EXERCISE DIRECTIONS >>
Pull out each line of the data that includes the word "name".

+++

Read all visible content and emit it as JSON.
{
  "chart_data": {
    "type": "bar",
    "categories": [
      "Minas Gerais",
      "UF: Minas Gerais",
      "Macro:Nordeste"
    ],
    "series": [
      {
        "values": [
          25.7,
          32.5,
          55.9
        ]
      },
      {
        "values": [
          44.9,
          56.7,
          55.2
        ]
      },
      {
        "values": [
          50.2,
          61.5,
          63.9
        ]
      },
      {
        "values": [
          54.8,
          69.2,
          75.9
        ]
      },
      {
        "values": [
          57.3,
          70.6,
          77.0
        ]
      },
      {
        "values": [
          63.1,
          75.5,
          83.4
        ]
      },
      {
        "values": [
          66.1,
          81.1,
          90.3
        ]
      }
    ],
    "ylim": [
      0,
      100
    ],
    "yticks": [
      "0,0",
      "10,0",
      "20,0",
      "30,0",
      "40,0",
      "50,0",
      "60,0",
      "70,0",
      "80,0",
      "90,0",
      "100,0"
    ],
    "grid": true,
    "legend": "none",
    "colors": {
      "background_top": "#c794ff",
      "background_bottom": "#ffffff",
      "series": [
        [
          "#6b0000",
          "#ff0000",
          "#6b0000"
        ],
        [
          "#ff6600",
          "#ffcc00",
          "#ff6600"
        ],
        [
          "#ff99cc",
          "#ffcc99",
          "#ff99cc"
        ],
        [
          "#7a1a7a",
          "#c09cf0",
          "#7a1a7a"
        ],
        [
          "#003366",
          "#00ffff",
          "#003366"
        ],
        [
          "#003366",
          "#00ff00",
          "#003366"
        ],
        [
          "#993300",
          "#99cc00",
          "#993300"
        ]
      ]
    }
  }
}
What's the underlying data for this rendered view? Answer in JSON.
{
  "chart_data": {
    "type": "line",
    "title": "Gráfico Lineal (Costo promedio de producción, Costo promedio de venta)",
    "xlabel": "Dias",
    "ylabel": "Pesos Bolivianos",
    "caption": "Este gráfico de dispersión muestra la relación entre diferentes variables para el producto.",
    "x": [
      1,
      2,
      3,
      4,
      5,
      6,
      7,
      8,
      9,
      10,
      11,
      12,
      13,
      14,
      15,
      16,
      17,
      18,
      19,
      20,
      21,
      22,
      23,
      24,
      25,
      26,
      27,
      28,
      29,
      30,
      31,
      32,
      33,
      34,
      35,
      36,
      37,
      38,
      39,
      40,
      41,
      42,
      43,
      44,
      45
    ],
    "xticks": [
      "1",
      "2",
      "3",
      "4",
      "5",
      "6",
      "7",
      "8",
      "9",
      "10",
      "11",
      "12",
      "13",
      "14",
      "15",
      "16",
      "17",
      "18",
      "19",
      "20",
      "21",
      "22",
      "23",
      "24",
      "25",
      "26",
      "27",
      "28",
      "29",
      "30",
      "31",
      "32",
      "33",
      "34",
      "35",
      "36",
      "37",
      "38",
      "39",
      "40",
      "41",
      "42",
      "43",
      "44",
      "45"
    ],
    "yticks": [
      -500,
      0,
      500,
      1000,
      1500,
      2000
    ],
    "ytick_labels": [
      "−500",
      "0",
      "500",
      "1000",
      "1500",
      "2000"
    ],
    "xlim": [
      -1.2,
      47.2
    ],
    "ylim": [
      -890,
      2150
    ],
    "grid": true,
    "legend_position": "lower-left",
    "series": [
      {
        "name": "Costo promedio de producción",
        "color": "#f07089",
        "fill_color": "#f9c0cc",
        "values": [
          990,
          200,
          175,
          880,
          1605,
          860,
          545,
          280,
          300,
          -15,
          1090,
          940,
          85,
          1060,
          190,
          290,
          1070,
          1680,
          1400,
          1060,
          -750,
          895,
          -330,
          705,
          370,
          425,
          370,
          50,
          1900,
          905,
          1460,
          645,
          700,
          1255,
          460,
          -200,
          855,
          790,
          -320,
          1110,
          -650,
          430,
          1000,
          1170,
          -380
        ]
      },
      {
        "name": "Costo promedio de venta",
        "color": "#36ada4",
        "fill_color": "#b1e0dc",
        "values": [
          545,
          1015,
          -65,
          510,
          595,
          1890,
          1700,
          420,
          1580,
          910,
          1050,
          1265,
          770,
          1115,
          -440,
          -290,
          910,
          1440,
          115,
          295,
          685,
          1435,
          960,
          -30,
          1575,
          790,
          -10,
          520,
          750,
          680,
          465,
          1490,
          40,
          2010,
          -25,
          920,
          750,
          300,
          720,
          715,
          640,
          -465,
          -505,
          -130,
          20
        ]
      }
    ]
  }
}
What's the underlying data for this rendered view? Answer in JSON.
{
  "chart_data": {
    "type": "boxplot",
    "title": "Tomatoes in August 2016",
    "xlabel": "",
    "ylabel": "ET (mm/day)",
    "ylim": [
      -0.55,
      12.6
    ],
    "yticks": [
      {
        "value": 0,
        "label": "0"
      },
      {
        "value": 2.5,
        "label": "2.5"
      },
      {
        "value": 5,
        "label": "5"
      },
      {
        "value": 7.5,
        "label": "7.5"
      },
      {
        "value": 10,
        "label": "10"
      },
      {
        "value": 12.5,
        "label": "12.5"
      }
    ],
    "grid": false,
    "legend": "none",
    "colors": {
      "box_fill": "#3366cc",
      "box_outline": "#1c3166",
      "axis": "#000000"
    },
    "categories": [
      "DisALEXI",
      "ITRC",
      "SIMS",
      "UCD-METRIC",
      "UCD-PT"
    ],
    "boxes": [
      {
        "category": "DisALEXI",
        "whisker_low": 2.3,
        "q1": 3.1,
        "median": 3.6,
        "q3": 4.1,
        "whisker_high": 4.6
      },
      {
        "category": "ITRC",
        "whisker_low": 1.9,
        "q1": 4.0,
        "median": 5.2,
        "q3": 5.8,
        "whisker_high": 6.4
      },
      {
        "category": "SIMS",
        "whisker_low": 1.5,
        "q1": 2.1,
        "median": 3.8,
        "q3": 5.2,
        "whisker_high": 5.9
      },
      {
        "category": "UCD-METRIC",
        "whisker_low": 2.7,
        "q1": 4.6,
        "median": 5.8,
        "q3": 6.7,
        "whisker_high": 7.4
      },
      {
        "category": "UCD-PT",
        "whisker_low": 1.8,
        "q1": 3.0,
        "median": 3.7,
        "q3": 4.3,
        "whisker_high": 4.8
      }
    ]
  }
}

+++

OUTPUT FOR THIS EXERCISE >>
        "name": "Costo promedio de producción",
        "name": "Costo promedio de venta",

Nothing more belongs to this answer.